DIRECTION: Count every line where "have" occurs. Give the total alone.

─── GIVEN RECORDS ───

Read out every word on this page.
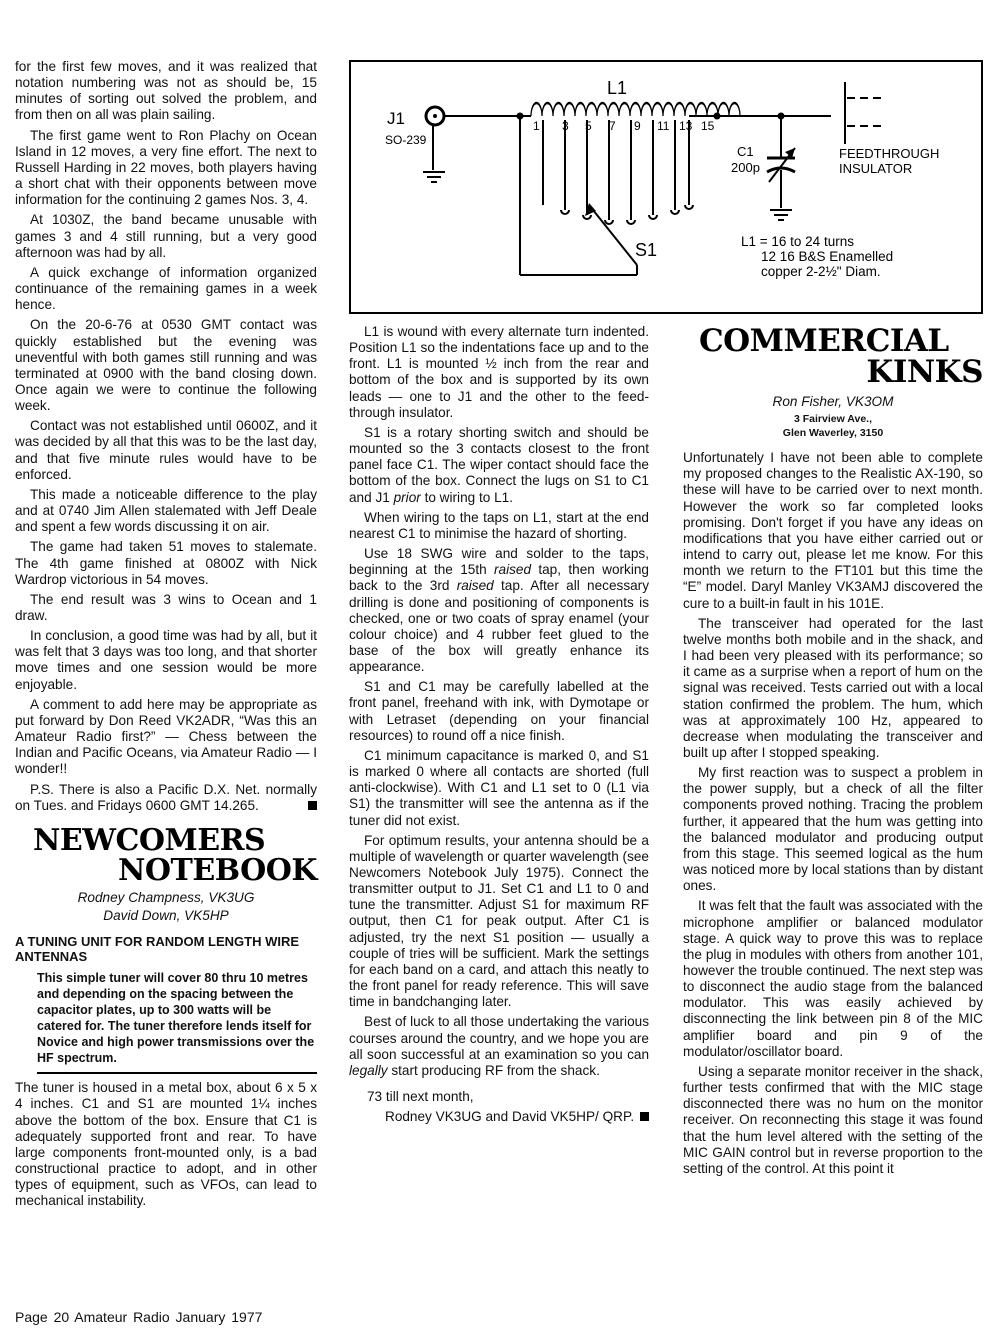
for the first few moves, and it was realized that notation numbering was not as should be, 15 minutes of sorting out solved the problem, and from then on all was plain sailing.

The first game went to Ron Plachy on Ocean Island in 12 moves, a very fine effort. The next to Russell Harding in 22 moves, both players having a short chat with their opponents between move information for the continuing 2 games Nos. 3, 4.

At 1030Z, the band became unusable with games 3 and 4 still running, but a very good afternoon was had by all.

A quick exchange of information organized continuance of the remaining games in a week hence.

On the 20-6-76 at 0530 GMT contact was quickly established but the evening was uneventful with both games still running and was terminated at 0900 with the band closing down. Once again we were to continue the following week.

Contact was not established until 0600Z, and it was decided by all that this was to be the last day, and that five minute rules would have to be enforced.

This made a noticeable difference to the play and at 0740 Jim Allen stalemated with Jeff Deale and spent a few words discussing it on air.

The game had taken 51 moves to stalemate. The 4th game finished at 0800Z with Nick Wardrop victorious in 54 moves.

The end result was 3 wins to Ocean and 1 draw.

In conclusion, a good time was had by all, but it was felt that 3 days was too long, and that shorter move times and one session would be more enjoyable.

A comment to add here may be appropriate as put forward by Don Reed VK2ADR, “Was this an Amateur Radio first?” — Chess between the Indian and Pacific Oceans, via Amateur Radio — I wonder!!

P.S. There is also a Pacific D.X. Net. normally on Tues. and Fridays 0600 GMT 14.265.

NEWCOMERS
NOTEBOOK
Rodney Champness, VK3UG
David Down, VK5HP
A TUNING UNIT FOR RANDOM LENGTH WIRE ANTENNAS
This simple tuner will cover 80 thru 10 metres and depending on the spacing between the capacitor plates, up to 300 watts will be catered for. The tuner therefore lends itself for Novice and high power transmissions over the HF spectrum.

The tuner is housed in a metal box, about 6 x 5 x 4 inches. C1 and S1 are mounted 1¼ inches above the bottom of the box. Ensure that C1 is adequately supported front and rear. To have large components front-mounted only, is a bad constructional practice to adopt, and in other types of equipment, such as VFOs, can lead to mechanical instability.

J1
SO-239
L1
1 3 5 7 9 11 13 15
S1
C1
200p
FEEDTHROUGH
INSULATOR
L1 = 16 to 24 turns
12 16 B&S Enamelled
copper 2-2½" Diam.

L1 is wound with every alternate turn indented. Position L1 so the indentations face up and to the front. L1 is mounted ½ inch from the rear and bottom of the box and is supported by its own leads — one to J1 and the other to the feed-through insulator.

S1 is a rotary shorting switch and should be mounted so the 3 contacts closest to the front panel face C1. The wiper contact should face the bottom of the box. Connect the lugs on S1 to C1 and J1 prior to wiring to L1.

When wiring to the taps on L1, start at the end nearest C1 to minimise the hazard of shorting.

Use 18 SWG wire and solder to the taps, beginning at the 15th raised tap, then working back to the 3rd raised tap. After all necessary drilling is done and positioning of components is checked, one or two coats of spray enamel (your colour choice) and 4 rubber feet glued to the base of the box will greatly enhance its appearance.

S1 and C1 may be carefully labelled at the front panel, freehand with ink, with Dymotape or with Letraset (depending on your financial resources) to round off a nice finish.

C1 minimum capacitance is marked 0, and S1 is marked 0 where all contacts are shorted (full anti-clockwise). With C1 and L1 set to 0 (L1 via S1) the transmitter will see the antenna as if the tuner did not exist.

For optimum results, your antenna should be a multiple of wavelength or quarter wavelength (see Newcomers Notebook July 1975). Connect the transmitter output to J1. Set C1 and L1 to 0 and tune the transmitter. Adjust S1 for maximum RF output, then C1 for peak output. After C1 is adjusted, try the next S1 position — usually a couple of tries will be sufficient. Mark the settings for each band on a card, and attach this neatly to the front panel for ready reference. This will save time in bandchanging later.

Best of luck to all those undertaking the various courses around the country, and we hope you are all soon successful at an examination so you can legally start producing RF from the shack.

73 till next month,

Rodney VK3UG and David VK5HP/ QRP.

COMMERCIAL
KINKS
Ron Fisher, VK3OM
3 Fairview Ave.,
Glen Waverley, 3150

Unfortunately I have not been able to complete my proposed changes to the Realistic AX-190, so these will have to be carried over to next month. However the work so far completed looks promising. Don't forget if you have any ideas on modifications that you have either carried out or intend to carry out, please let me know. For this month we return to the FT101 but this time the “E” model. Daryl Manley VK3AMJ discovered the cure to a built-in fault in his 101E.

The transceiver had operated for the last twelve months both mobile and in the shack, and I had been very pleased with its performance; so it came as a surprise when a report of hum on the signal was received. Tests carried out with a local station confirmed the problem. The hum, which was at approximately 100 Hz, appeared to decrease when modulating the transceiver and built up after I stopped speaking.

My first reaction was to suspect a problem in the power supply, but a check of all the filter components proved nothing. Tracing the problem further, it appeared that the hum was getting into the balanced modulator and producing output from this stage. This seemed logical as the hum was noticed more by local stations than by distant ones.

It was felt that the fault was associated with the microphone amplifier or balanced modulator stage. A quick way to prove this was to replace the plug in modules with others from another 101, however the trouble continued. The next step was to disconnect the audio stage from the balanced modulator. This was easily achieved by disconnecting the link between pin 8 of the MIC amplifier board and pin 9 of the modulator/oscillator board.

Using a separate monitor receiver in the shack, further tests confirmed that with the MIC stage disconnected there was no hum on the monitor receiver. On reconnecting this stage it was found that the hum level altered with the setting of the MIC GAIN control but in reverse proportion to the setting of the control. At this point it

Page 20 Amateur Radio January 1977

───
─── GIVEN RECORDS ───

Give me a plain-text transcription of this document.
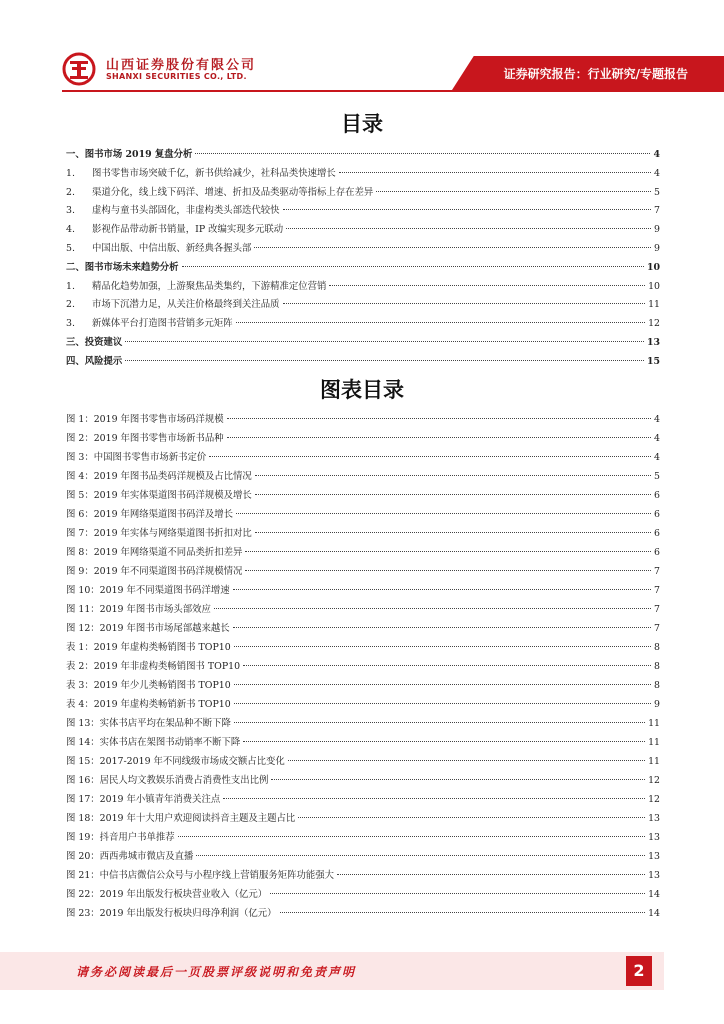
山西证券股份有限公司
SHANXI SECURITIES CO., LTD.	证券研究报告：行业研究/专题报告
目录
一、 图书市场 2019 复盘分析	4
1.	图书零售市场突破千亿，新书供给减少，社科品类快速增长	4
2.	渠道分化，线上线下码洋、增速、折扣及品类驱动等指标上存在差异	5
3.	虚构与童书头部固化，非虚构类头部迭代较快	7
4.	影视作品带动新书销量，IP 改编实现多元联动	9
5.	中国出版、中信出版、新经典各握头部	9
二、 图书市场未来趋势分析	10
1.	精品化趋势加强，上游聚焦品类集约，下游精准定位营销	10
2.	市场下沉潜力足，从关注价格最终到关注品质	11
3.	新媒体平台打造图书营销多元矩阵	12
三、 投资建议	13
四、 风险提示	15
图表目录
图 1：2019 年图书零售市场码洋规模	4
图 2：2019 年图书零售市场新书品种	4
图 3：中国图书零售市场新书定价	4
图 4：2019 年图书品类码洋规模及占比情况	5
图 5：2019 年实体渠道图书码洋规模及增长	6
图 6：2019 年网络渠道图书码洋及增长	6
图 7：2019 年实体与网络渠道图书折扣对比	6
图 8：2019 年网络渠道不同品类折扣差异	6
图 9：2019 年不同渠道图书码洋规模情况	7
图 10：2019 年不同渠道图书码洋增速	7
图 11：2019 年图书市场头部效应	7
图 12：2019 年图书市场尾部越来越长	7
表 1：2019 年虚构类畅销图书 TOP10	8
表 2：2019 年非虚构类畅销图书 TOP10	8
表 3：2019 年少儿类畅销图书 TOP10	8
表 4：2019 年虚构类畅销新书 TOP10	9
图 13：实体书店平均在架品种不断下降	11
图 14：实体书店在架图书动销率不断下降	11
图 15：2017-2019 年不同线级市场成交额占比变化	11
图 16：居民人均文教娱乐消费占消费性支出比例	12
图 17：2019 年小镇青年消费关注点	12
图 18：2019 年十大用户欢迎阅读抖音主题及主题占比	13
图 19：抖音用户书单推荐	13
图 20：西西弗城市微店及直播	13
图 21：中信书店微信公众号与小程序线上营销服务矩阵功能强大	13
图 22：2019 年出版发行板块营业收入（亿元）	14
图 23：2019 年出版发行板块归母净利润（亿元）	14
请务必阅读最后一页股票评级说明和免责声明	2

───

FULL RESPONSE: 3